▶ Exercise: In the records below, locate the line containing "What does this", then output that line and all later lines exactly, through the last one.

▶ Data to use:
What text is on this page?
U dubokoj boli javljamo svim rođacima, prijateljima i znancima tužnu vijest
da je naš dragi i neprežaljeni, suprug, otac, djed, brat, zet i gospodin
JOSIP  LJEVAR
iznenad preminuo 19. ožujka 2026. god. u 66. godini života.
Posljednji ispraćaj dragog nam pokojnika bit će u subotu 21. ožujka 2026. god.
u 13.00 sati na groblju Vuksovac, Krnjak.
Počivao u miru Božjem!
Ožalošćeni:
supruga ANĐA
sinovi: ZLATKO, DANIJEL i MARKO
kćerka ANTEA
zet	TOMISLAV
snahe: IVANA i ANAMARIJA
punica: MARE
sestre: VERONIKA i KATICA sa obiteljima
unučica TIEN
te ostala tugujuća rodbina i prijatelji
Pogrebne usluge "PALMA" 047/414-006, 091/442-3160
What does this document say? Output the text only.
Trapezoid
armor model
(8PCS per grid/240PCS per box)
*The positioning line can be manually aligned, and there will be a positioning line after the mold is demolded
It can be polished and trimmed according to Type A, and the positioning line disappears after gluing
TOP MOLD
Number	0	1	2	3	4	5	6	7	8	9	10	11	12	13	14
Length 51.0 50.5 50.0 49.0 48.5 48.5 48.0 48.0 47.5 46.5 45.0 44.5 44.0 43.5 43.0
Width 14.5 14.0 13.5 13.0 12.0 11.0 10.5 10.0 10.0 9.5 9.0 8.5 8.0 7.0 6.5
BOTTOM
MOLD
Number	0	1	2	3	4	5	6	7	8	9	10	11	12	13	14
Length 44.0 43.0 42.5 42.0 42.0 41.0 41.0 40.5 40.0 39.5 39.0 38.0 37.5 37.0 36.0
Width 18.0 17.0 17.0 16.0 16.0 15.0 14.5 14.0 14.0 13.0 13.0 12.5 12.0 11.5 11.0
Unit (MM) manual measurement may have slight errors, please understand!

▶ Expected answer:
What does this document say? Output the text only.
Trapezoid
armor model
(8PCS per grid/240PCS per box)
*The positioning line can be manually aligned, and there will be a positioning line after the mold is demolded
It can be polished and trimmed according to Type A, and the positioning line disappears after gluing
TOP MOLD
Number	0	1	2	3	4	5	6	7	8	9	10	11	12	13	14
Length 51.0 50.5 50.0 49.0 48.5 48.5 48.0 48.0 47.5 46.5 45.0 44.5 44.0 43.5 43.0
Width 14.5 14.0 13.5 13.0 12.0 11.0 10.5 10.0 10.0 9.5 9.0 8.5 8.0 7.0 6.5
BOTTOM
MOLD
Number	0	1	2	3	4	5	6	7	8	9	10	11	12	13	14
Length 44.0 43.0 42.5 42.0 42.0 41.0 41.0 40.5 40.0 39.5 39.0 38.0 37.5 37.0 36.0
Width 18.0 17.0 17.0 16.0 16.0 15.0 14.5 14.0 14.0 13.0 13.0 12.5 12.0 11.5 11.0
Unit (MM) manual measurement may have slight errors, please understand!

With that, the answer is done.